# START OF GIVEN ENTRIES

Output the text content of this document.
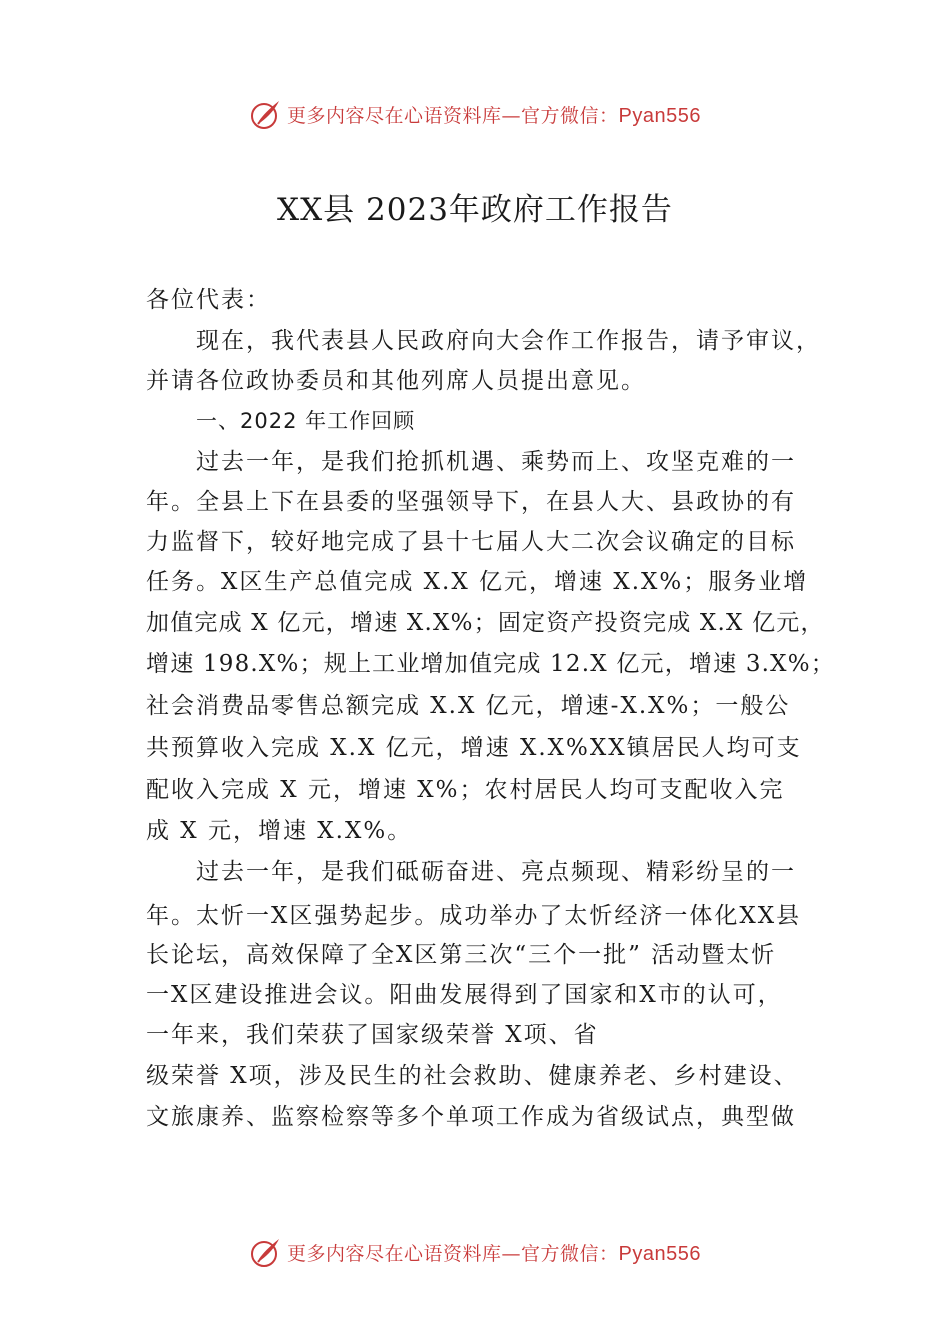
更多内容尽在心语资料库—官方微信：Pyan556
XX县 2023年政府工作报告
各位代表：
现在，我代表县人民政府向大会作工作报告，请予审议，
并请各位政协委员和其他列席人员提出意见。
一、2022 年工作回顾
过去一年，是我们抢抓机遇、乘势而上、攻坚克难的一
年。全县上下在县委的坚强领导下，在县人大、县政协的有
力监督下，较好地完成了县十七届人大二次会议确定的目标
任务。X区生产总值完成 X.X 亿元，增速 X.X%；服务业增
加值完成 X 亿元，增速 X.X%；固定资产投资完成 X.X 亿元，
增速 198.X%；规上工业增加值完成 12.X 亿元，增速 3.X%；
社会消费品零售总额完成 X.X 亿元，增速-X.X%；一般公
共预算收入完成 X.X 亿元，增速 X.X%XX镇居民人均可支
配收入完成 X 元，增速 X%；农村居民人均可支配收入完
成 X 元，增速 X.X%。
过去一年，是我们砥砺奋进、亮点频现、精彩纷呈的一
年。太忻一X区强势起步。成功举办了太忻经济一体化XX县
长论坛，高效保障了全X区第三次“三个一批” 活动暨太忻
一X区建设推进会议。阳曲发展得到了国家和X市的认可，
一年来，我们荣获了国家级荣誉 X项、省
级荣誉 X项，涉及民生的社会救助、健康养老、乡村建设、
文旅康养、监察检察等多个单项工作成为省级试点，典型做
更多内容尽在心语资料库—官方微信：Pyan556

# END OF GIVEN ENTRIES

__TASK__
Print each of the records above exactly as written, leaving no picture in the copy.

__SOLUTION TO THE PROBLEM__
Output the text content of this document.
更多内容尽在心语资料库—官方微信：Pyan556
XX县 2023年政府工作报告
各位代表：
现在，我代表县人民政府向大会作工作报告，请予审议，
并请各位政协委员和其他列席人员提出意见。
一、2022 年工作回顾
过去一年，是我们抢抓机遇、乘势而上、攻坚克难的一
年。全县上下在县委的坚强领导下，在县人大、县政协的有
力监督下，较好地完成了县十七届人大二次会议确定的目标
任务。X区生产总值完成 X.X 亿元，增速 X.X%；服务业增
加值完成 X 亿元，增速 X.X%；固定资产投资完成 X.X 亿元，
增速 198.X%；规上工业增加值完成 12.X 亿元，增速 3.X%；
社会消费品零售总额完成 X.X 亿元，增速-X.X%；一般公
共预算收入完成 X.X 亿元，增速 X.X%XX镇居民人均可支
配收入完成 X 元，增速 X%；农村居民人均可支配收入完
成 X 元，增速 X.X%。
过去一年，是我们砥砺奋进、亮点频现、精彩纷呈的一
年。太忻一X区强势起步。成功举办了太忻经济一体化XX县
长论坛，高效保障了全X区第三次“三个一批” 活动暨太忻
一X区建设推进会议。阳曲发展得到了国家和X市的认可，
一年来，我们荣获了国家级荣誉 X项、省
级荣誉 X项，涉及民生的社会救助、健康养老、乡村建设、
文旅康养、监察检察等多个单项工作成为省级试点，典型做
更多内容尽在心语资料库—官方微信：Pyan556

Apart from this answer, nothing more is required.